__SHORT TASK__: Your task is to repeat the lines below exactly, excluding any pictures they contain.
::: DATA ROWS
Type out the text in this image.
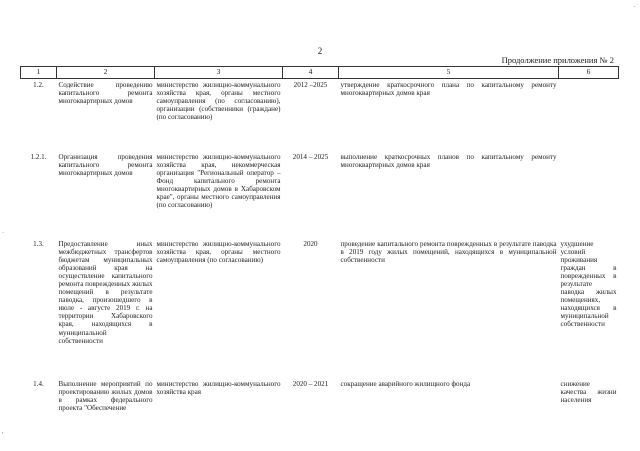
·
.
'
2
Продолжение приложения № 2
1	2	3	4	5	6
1.2.	Содействие проведению капитального ремонта многоквартирных домов	министерство жилищно-коммунального хозяйства края, органы местного самоуправления (по согласованию), организации (собственники (граждане) (по согласованию)	2012 –2025	утверждение краткосрочного плана по капитальному ремонту многоквартирных домов края	
1.2.1.	Организация проведения капитального ремонта многоквартирных домов	министерство жилищно-коммунального хозяйства края, некоммерческая организация "Региональный оператор – Фонд капитального ремонта многоквартирных домов в Хабаровском крае", органы местного самоуправления (по согласованию)	2014 – 2025	выполнение краткосрочных планов по капитальному ремонту многоквартирных домов края	
1.3.	Предоставление иных межбюджетных трансфертов бюджетам муниципальных образований края на осуществление капитального ремонта поврежденных жилых помещений в результате паводка, произошедшего в июле - августе 2019 г. на территории Хабаровского края, находящихся в муниципальной собственности	министерство жилищно-коммунального хозяйства края, органы местного самоуправления (по согласованию)	2020	проведение капитального ремонта поврежденных в результате паводка в 2019 году жилых помещений, находящихся в муниципальной собственности	ухудшение условий проживания граждан в поврежденных в результате паводка жилых помещениях, находящихся в муниципальной собственности
1.4.	Выполнение мероприятий по проектированию жилых домов в рамках федерального проекта "Обеспечение	министерство жилищно-коммунального хозяйства края	2020 – 2021	сокращение аварийного жилищного фонда	снижение качества жизни населения
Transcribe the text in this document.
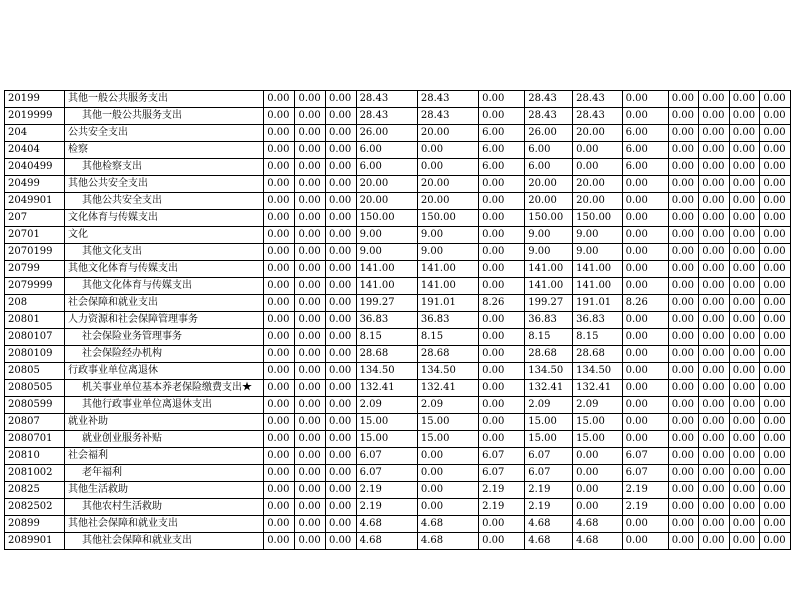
20199	其他一般公共服务支出	0.00	0.00	0.00	28.43	28.43	0.00	28.43	28.43	0.00	0.00	0.00	0.00	0.00
2019999	其他一般公共服务支出	0.00	0.00	0.00	28.43	28.43	0.00	28.43	28.43	0.00	0.00	0.00	0.00	0.00
204	公共安全支出	0.00	0.00	0.00	26.00	20.00	6.00	26.00	20.00	6.00	0.00	0.00	0.00	0.00
20404	检察	0.00	0.00	0.00	6.00	0.00	6.00	6.00	0.00	6.00	0.00	0.00	0.00	0.00
2040499	其他检察支出	0.00	0.00	0.00	6.00	0.00	6.00	6.00	0.00	6.00	0.00	0.00	0.00	0.00
20499	其他公共安全支出	0.00	0.00	0.00	20.00	20.00	0.00	20.00	20.00	0.00	0.00	0.00	0.00	0.00
2049901	其他公共安全支出	0.00	0.00	0.00	20.00	20.00	0.00	20.00	20.00	0.00	0.00	0.00	0.00	0.00
207	文化体育与传媒支出	0.00	0.00	0.00	150.00	150.00	0.00	150.00	150.00	0.00	0.00	0.00	0.00	0.00
20701	文化	0.00	0.00	0.00	9.00	9.00	0.00	9.00	9.00	0.00	0.00	0.00	0.00	0.00
2070199	其他文化支出	0.00	0.00	0.00	9.00	9.00	0.00	9.00	9.00	0.00	0.00	0.00	0.00	0.00
20799	其他文化体育与传媒支出	0.00	0.00	0.00	141.00	141.00	0.00	141.00	141.00	0.00	0.00	0.00	0.00	0.00
2079999	其他文化体育与传媒支出	0.00	0.00	0.00	141.00	141.00	0.00	141.00	141.00	0.00	0.00	0.00	0.00	0.00
208	社会保障和就业支出	0.00	0.00	0.00	199.27	191.01	8.26	199.27	191.01	8.26	0.00	0.00	0.00	0.00
20801	人力资源和社会保障管理事务	0.00	0.00	0.00	36.83	36.83	0.00	36.83	36.83	0.00	0.00	0.00	0.00	0.00
2080107	社会保险业务管理事务	0.00	0.00	0.00	8.15	8.15	0.00	8.15	8.15	0.00	0.00	0.00	0.00	0.00
2080109	社会保险经办机构	0.00	0.00	0.00	28.68	28.68	0.00	28.68	28.68	0.00	0.00	0.00	0.00	0.00
20805	行政事业单位离退休	0.00	0.00	0.00	134.50	134.50	0.00	134.50	134.50	0.00	0.00	0.00	0.00	0.00
2080505	机关事业单位基本养老保险缴费支出★	0.00	0.00	0.00	132.41	132.41	0.00	132.41	132.41	0.00	0.00	0.00	0.00	0.00
2080599	其他行政事业单位离退休支出	0.00	0.00	0.00	2.09	2.09	0.00	2.09	2.09	0.00	0.00	0.00	0.00	0.00
20807	就业补助	0.00	0.00	0.00	15.00	15.00	0.00	15.00	15.00	0.00	0.00	0.00	0.00	0.00
2080701	就业创业服务补贴	0.00	0.00	0.00	15.00	15.00	0.00	15.00	15.00	0.00	0.00	0.00	0.00	0.00
20810	社会福利	0.00	0.00	0.00	6.07	0.00	6.07	6.07	0.00	6.07	0.00	0.00	0.00	0.00
2081002	老年福利	0.00	0.00	0.00	6.07	0.00	6.07	6.07	0.00	6.07	0.00	0.00	0.00	0.00
20825	其他生活救助	0.00	0.00	0.00	2.19	0.00	2.19	2.19	0.00	2.19	0.00	0.00	0.00	0.00
2082502	其他农村生活救助	0.00	0.00	0.00	2.19	0.00	2.19	2.19	0.00	2.19	0.00	0.00	0.00	0.00
20899	其他社会保障和就业支出	0.00	0.00	0.00	4.68	4.68	0.00	4.68	4.68	0.00	0.00	0.00	0.00	0.00
2089901	其他社会保障和就业支出	0.00	0.00	0.00	4.68	4.68	0.00	4.68	4.68	0.00	0.00	0.00	0.00	0.00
::::::
__EXERCISE RESULT__:
Type out the text in this image.
·
.
'
2
Продолжение приложения № 2
1	2	3	4	5	6
1.2.	Содействие проведению капитального ремонта многоквартирных домов	министерство жилищно-коммунального хозяйства края, органы местного самоуправления (по согласованию), организации (собственники (граждане) (по согласованию)	2012 –2025	утверждение краткосрочного плана по капитальному ремонту многоквартирных домов края	
1.2.1.	Организация проведения капитального ремонта многоквартирных домов	министерство жилищно-коммунального хозяйства края, некоммерческая организация "Региональный оператор – Фонд капитального ремонта многоквартирных домов в Хабаровском крае", органы местного самоуправления (по согласованию)	2014 – 2025	выполнение краткосрочных планов по капитальному ремонту многоквартирных домов края	
1.3.	Предоставление иных межбюджетных трансфертов бюджетам муниципальных образований края на осуществление капитального ремонта поврежденных жилых помещений в результате паводка, произошедшего в июле - августе 2019 г. на территории Хабаровского края, находящихся в муниципальной собственности	министерство жилищно-коммунального хозяйства края, органы местного самоуправления (по согласованию)	2020	проведение капитального ремонта поврежденных в результате паводка в 2019 году жилых помещений, находящихся в муниципальной собственности	ухудшение условий проживания граждан в поврежденных в результате паводка жилых помещениях, находящихся в муниципальной собственности
1.4.	Выполнение мероприятий по проектированию жилых домов в рамках федерального проекта "Обеспечение	министерство жилищно-коммунального хозяйства края	2020 – 2021	сокращение аварийного жилищного фонда	снижение качества жизни населения
Transcribe the text in this document.
20199	其他一般公共服务支出	0.00	0.00	0.00	28.43	28.43	0.00	28.43	28.43	0.00	0.00	0.00	0.00	0.00
2019999	其他一般公共服务支出	0.00	0.00	0.00	28.43	28.43	0.00	28.43	28.43	0.00	0.00	0.00	0.00	0.00
204	公共安全支出	0.00	0.00	0.00	26.00	20.00	6.00	26.00	20.00	6.00	0.00	0.00	0.00	0.00
20404	检察	0.00	0.00	0.00	6.00	0.00	6.00	6.00	0.00	6.00	0.00	0.00	0.00	0.00
2040499	其他检察支出	0.00	0.00	0.00	6.00	0.00	6.00	6.00	0.00	6.00	0.00	0.00	0.00	0.00
20499	其他公共安全支出	0.00	0.00	0.00	20.00	20.00	0.00	20.00	20.00	0.00	0.00	0.00	0.00	0.00
2049901	其他公共安全支出	0.00	0.00	0.00	20.00	20.00	0.00	20.00	20.00	0.00	0.00	0.00	0.00	0.00
207	文化体育与传媒支出	0.00	0.00	0.00	150.00	150.00	0.00	150.00	150.00	0.00	0.00	0.00	0.00	0.00
20701	文化	0.00	0.00	0.00	9.00	9.00	0.00	9.00	9.00	0.00	0.00	0.00	0.00	0.00
2070199	其他文化支出	0.00	0.00	0.00	9.00	9.00	0.00	9.00	9.00	0.00	0.00	0.00	0.00	0.00
20799	其他文化体育与传媒支出	0.00	0.00	0.00	141.00	141.00	0.00	141.00	141.00	0.00	0.00	0.00	0.00	0.00
2079999	其他文化体育与传媒支出	0.00	0.00	0.00	141.00	141.00	0.00	141.00	141.00	0.00	0.00	0.00	0.00	0.00
208	社会保障和就业支出	0.00	0.00	0.00	199.27	191.01	8.26	199.27	191.01	8.26	0.00	0.00	0.00	0.00
20801	人力资源和社会保障管理事务	0.00	0.00	0.00	36.83	36.83	0.00	36.83	36.83	0.00	0.00	0.00	0.00	0.00
2080107	社会保险业务管理事务	0.00	0.00	0.00	8.15	8.15	0.00	8.15	8.15	0.00	0.00	0.00	0.00	0.00
2080109	社会保险经办机构	0.00	0.00	0.00	28.68	28.68	0.00	28.68	28.68	0.00	0.00	0.00	0.00	0.00
20805	行政事业单位离退休	0.00	0.00	0.00	134.50	134.50	0.00	134.50	134.50	0.00	0.00	0.00	0.00	0.00
2080505	机关事业单位基本养老保险缴费支出★	0.00	0.00	0.00	132.41	132.41	0.00	132.41	132.41	0.00	0.00	0.00	0.00	0.00
2080599	其他行政事业单位离退休支出	0.00	0.00	0.00	2.09	2.09	0.00	2.09	2.09	0.00	0.00	0.00	0.00	0.00
20807	就业补助	0.00	0.00	0.00	15.00	15.00	0.00	15.00	15.00	0.00	0.00	0.00	0.00	0.00
2080701	就业创业服务补贴	0.00	0.00	0.00	15.00	15.00	0.00	15.00	15.00	0.00	0.00	0.00	0.00	0.00
20810	社会福利	0.00	0.00	0.00	6.07	0.00	6.07	6.07	0.00	6.07	0.00	0.00	0.00	0.00
2081002	老年福利	0.00	0.00	0.00	6.07	0.00	6.07	6.07	0.00	6.07	0.00	0.00	0.00	0.00
20825	其他生活救助	0.00	0.00	0.00	2.19	0.00	2.19	2.19	0.00	2.19	0.00	0.00	0.00	0.00
2082502	其他农村生活救助	0.00	0.00	0.00	2.19	0.00	2.19	2.19	0.00	2.19	0.00	0.00	0.00	0.00
20899	其他社会保障和就业支出	0.00	0.00	0.00	4.68	4.68	0.00	4.68	4.68	0.00	0.00	0.00	0.00	0.00
2089901	其他社会保障和就业支出	0.00	0.00	0.00	4.68	4.68	0.00	4.68	4.68	0.00	0.00	0.00	0.00	0.00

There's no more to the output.